> Material for this task:
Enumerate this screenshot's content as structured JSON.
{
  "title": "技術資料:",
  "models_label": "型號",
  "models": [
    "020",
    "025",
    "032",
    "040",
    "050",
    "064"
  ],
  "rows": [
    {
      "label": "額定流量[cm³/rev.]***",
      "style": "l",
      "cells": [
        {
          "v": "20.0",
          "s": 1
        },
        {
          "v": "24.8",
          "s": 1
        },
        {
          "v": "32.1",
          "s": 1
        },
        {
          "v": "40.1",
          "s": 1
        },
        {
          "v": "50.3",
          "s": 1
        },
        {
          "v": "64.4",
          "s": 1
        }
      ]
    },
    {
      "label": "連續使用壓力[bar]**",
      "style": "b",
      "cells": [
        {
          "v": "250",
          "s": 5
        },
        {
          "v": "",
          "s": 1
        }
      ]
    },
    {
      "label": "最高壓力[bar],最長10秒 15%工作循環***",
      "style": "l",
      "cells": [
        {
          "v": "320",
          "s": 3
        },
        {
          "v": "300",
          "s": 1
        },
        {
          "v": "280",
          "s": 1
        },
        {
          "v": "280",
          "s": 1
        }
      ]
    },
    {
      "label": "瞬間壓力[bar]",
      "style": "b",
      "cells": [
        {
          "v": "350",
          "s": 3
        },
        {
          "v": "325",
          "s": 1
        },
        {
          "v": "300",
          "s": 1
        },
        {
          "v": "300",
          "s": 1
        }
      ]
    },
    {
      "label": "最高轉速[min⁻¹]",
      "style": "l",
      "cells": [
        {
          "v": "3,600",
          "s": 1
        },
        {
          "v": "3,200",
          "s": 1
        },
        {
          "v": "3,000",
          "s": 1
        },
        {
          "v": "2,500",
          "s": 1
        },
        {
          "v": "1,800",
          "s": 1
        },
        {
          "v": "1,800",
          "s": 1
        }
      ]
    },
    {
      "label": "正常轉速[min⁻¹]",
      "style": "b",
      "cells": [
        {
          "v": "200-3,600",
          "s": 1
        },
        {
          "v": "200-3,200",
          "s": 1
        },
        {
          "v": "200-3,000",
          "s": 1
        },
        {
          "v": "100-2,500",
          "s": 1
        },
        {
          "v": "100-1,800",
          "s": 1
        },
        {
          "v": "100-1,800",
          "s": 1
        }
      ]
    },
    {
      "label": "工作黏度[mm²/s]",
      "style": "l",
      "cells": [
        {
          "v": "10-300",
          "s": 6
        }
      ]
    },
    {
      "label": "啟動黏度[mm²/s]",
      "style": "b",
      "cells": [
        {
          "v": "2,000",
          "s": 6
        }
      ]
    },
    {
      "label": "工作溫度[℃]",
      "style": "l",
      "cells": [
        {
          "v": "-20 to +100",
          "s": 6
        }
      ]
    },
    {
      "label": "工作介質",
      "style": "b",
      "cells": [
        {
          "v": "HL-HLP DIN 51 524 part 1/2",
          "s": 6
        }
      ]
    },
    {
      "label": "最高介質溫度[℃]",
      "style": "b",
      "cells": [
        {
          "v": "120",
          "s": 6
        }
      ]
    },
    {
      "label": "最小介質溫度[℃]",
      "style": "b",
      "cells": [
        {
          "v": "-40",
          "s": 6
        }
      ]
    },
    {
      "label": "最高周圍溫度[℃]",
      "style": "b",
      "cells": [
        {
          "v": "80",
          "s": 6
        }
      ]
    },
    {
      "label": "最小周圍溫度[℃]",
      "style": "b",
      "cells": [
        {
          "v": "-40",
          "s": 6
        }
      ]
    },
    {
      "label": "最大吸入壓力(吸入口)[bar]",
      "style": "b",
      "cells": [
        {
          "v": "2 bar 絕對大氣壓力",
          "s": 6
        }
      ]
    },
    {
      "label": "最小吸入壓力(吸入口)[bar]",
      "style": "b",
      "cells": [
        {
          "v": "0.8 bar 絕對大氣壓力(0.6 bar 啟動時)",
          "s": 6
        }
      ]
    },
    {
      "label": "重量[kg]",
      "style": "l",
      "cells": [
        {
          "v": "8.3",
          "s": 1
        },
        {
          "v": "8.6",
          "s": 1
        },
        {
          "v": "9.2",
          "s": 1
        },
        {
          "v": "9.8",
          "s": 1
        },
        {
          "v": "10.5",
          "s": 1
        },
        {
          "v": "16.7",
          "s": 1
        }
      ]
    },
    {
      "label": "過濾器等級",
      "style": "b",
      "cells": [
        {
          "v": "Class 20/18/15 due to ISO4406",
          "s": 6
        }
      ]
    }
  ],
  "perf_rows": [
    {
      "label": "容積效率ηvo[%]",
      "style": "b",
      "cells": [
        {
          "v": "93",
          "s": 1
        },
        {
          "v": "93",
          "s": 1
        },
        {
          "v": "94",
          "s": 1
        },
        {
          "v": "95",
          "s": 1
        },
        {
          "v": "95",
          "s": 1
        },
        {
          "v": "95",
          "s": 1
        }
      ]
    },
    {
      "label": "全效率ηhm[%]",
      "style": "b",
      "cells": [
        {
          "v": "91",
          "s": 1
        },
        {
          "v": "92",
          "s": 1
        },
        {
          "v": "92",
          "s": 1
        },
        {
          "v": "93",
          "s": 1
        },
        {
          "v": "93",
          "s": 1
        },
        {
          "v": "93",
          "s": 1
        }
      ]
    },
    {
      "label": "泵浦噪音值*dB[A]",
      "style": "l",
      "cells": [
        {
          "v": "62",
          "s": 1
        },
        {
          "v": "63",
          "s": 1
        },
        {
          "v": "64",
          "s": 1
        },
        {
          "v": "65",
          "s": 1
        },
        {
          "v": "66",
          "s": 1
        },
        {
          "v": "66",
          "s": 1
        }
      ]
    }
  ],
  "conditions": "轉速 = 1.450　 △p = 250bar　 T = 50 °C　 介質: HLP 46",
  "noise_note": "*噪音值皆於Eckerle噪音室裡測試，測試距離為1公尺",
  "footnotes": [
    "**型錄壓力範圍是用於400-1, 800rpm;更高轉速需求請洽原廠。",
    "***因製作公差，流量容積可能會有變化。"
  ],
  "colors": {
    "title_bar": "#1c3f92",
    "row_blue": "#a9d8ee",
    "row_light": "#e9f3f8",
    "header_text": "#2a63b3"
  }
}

> Request:
Your task is to list each line of the records with the word "絕對大氣壓力".

> Complete response:
          "v": "2 bar 絕對大氣壓力",
          "v": "0.8 bar 絕對大氣壓力(0.6 bar 啟動時)",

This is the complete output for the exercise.